→ What you have to do
Continue the text on testing embedded systems at Bombardier from where it stops.

→ Text
▶

Depending on the severity of defects detected it is necessary to decide whether the integration phase have to be performed by both unit testing as well as integration testing. For example, errors such as “404: page not found” will be occurred due to integration issues. In ES it is necessary to remove higher number of defects due to safety criteria [16]. Therefore, testing needs to accomplish without compromising on time and cost to provide final system safety [9]. To ensure the safety, traditional verification and validation approach testing is performed with the test cases until test is passed without errors and defects. However, while executing automated test cases within test environment, results are generated automatically. Some cases, it is noticed that there would be delay in project delivery, because of test cases executed for longer.

Current research is being conducted at Bombardier, a large railway company in Sweden that manufactures locomotives, tracks for transportation and signaling systems. This company develops and uses ES for some of their day-to-day operations with train signaling system. Hence it is important to provide safety to an ES by testing properly to deliver a qualitative product. This requires huge effort from testers at the company to maintain the quality by performing testing and see that test results as quick as possible. Therefore, to achieve this, they developed a test environment with 34 scripts which helps to execute the test cases automatically.

◀

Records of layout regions
▶

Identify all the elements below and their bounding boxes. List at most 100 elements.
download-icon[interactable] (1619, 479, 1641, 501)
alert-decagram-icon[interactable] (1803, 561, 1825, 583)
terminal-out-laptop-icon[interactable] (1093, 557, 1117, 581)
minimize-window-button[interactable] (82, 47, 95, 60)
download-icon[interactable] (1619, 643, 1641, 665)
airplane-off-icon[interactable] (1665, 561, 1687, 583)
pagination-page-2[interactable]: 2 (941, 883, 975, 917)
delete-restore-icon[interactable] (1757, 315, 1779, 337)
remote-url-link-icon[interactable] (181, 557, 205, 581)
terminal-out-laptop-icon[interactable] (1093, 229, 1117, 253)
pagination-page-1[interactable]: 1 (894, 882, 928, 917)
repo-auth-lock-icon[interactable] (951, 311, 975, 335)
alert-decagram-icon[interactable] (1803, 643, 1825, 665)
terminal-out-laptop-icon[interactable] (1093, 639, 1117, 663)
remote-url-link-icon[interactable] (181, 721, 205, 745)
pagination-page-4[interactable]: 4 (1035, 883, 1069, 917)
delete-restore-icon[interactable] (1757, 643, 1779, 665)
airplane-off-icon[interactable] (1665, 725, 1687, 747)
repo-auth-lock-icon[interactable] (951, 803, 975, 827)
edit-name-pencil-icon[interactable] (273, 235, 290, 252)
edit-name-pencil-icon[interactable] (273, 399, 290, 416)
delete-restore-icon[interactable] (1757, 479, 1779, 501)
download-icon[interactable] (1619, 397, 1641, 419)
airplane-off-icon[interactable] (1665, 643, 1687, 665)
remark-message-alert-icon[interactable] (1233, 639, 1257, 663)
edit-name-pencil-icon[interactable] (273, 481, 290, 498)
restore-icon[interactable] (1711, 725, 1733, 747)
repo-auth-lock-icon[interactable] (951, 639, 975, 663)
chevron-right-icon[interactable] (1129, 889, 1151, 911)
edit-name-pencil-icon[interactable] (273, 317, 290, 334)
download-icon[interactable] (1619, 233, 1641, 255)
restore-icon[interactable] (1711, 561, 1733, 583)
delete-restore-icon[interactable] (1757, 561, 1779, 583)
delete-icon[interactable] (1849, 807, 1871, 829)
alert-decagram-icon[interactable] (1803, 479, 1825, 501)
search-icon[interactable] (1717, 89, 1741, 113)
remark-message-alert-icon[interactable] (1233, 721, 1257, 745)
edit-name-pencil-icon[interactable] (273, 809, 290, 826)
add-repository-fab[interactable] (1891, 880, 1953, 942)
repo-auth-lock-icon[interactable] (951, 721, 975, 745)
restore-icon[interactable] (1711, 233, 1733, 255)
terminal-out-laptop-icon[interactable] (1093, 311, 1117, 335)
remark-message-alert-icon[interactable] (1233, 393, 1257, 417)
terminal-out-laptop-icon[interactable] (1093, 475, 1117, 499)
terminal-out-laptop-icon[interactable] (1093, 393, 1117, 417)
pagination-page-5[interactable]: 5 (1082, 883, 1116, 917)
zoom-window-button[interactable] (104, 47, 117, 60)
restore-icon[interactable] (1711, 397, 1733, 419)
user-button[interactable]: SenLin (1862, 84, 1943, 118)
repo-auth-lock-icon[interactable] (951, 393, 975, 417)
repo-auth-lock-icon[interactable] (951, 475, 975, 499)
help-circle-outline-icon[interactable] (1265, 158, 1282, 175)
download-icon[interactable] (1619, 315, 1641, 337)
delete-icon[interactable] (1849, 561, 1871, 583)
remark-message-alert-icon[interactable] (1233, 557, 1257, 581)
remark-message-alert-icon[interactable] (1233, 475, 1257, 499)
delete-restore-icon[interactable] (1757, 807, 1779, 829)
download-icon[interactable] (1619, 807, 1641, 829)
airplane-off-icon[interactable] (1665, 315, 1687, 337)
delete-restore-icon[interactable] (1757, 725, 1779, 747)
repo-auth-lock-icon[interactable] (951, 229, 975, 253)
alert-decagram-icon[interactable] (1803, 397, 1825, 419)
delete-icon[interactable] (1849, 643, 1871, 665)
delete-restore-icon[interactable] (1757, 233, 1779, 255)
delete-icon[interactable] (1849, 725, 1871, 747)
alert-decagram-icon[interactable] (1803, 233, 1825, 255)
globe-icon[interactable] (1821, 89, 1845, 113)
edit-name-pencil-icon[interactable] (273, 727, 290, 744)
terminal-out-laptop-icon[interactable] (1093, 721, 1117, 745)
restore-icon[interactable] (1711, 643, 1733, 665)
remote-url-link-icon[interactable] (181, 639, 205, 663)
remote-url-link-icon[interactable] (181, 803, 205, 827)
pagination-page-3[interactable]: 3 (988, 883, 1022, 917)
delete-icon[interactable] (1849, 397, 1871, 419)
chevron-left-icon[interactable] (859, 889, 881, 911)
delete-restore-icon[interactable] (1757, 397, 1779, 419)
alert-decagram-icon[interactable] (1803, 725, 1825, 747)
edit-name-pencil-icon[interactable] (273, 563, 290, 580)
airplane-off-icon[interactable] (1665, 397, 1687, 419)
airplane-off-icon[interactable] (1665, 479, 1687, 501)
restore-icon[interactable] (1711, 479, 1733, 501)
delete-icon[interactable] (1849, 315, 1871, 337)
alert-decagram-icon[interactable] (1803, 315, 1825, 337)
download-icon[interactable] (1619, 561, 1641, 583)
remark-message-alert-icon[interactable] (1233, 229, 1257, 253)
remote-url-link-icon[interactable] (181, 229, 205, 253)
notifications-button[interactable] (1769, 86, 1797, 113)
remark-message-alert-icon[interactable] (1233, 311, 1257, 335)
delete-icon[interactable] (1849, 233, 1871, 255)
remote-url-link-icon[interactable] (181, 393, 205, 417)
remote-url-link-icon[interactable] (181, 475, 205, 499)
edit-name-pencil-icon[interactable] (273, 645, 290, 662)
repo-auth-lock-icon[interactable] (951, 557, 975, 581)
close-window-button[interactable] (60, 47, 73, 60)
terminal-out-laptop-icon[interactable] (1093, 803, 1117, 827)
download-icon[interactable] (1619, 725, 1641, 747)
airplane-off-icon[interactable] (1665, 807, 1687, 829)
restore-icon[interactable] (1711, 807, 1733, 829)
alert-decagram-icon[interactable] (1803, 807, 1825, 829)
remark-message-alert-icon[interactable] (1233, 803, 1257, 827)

◀

→ Output below
There are 800 automated test cases in total which include both functional and non-functional test cases. Among these functional and non-functional test cases, they are divided into three types of test cases such as simple, moderate and complex based on different measures followed in current company. When all these test cases are executed together, they take 14 hours to complete their execution on test environment. Test environment was developed with an intension to see the test results before team members started their daily work in the morning. This is done by looking at test results, they start their day either by fixing important issues or start developing new functionalities. But as test environment is taking more than expected time to complete test execution, it is causing delay in software development and testing because they need to wait for test results during office hours. This situation repeated every day and created a problematic situation for intime deliveries. Hence, I was tasked to take the responsibility of reducing the test case execution time. Therefore, this research goal is to reduce test case execution time while executing test cases on test environment. This is planned to achieve by making improvements to any of the 34 scripts of test environment and later execute the 800 test cases to see whether improvements to test environment’s scripts helped in reducing execution time.

Note to the reader is that, here improvements are nothing but making modifications to scripts or code that test environment is developed with. Bombardier would be sometimes referred as current company in later sections of the document.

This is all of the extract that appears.